• 本文
<<<<
[ブエノスアイレス 14日 ロイター] - トランプ米大統領のこの4年間の対中南米政策は「中国とビジネスするな」という明快なものだった。しかし、中南米諸国の受け止めは冷ややかだった。

バイデン氏は来年1月20日の米大統領就任に向け準備を進めているが、かつて米国の「裏庭」と目された中南米では、中国政府が支配力を強めている。

関係者へのインタビューや貿易統計の分析などロイターの調査によると、トランプ政権期に中南米諸国のほとんどで中国の発言力や影響力が米国を追い越したことが分かった。

バイデン氏は難題を突き付けられている。「米国第一主義」を掲げたトランプ氏とは違い、世界の指導者という米国の役割を回復すると約束し、中南米における米国の影響力低下は安全保障上の脅威だと述べてきたのがバイデン氏だ。

今年3月には「中南米とカリブ海諸国に対するトランプ政権の無能力と無視は、私の政権の発足初日に終わるだろう」と述べている。

しかし、この約束を守るのは容易ではない。

中国はアンデス諸国産の銅、アルゼンチン産の穀物、ブラジル産の食肉などの輸入が急増、2018年以降はメキシコ以外の中南米諸国にとって、米国を上回る最大の貿易相手国となっている。

中国政府は中南米に対して大規模な投資や低利融資も行っており、エネルギー関連プロジェクト、太陽光発電施設、ダム、港湾、鉄道、高速道路などの建設を支援している。
>>>>
• 提供データ
<<<<
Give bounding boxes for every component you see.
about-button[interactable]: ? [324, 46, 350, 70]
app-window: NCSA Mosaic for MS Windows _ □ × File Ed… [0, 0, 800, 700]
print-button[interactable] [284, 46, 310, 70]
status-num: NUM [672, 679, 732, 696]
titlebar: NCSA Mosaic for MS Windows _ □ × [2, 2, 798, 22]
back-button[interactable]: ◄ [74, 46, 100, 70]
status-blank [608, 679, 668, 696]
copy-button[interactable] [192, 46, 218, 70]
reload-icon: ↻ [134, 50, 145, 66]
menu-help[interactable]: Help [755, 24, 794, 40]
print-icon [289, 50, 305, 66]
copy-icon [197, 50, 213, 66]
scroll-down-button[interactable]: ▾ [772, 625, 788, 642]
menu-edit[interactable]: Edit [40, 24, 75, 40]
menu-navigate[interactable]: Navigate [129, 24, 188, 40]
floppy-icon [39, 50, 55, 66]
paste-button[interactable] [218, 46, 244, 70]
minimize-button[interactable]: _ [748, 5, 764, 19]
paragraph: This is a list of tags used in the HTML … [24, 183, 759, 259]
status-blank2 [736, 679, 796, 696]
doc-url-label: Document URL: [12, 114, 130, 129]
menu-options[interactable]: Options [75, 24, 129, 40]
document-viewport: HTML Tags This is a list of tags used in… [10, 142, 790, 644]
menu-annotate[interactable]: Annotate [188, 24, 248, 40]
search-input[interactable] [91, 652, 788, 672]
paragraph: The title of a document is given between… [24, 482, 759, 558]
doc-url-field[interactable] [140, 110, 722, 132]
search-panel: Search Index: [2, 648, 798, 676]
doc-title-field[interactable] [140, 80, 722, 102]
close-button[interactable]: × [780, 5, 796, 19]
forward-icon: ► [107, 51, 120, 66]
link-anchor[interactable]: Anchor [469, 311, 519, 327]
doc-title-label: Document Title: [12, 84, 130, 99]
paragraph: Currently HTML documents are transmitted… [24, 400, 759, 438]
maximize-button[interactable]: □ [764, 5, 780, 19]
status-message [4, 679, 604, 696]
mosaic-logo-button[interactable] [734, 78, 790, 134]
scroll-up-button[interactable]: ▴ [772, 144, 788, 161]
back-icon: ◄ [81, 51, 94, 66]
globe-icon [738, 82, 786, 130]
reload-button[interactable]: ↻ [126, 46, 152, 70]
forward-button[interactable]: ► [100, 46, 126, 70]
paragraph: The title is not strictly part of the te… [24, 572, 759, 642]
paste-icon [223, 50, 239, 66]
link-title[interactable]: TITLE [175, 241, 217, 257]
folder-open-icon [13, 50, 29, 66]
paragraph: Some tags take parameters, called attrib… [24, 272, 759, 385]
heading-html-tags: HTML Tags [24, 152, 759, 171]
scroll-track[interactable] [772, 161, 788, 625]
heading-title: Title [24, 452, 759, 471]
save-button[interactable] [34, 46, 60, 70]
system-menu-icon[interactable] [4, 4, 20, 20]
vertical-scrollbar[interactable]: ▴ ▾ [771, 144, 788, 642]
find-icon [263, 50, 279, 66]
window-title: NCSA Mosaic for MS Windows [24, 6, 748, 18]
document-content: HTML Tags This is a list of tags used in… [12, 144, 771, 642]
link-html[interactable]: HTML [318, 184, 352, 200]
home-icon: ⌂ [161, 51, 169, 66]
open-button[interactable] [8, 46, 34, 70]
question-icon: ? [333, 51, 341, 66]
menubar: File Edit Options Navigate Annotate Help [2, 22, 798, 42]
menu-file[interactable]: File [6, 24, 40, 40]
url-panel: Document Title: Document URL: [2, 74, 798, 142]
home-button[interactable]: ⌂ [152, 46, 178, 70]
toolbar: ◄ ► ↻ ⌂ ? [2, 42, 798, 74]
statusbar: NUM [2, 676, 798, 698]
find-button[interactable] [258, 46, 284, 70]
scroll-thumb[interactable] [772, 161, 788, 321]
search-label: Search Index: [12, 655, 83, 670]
>>>>
• 資料を使って
1. 本文のうち、「バイデン氏は来年1月20日の」から「大の貿易相手国となっている。」までを、一字も変えずにすべて書き写してください。
2. 本文によると、2018年以降、メキシコ以外の中南米諸国にとって最大の貿易相手国はどこですか。

• 答えはこちら
1.
バイデン氏は来年1月20日の米大統領就任に向け準備を進めているが、かつて米国の「裏庭」と目された中南米では、中国政府が支配力を強めている。

関係者へのインタビューや貿易統計の分析などロイターの調査によると、トランプ政権期に中南米諸国のほとんどで中国の発言力や影響力が米国を追い越したことが分かった。

バイデン氏は難題を突き付けられている。「米国第一主義」を掲げたトランプ氏とは違い、世界の指導者という米国の役割を回復すると約束し、中南米における米国の影響力低下は安全保障上の脅威だと述べてきたのがバイデン氏だ。

今年3月には「中南米とカリブ海諸国に対するトランプ政権の無能力と無視は、私の政権の発足初日に終わるだろう」と述べている。

しかし、この約束を守るのは容易ではない。

中国はアンデス諸国産の銅、アルゼンチン産の穀物、ブラジル産の食肉などの輸入が急増、2018年以降はメキシコ以外の中南米諸国にとって、米国を上回る最大の貿易相手国となっている。

2. 中国です。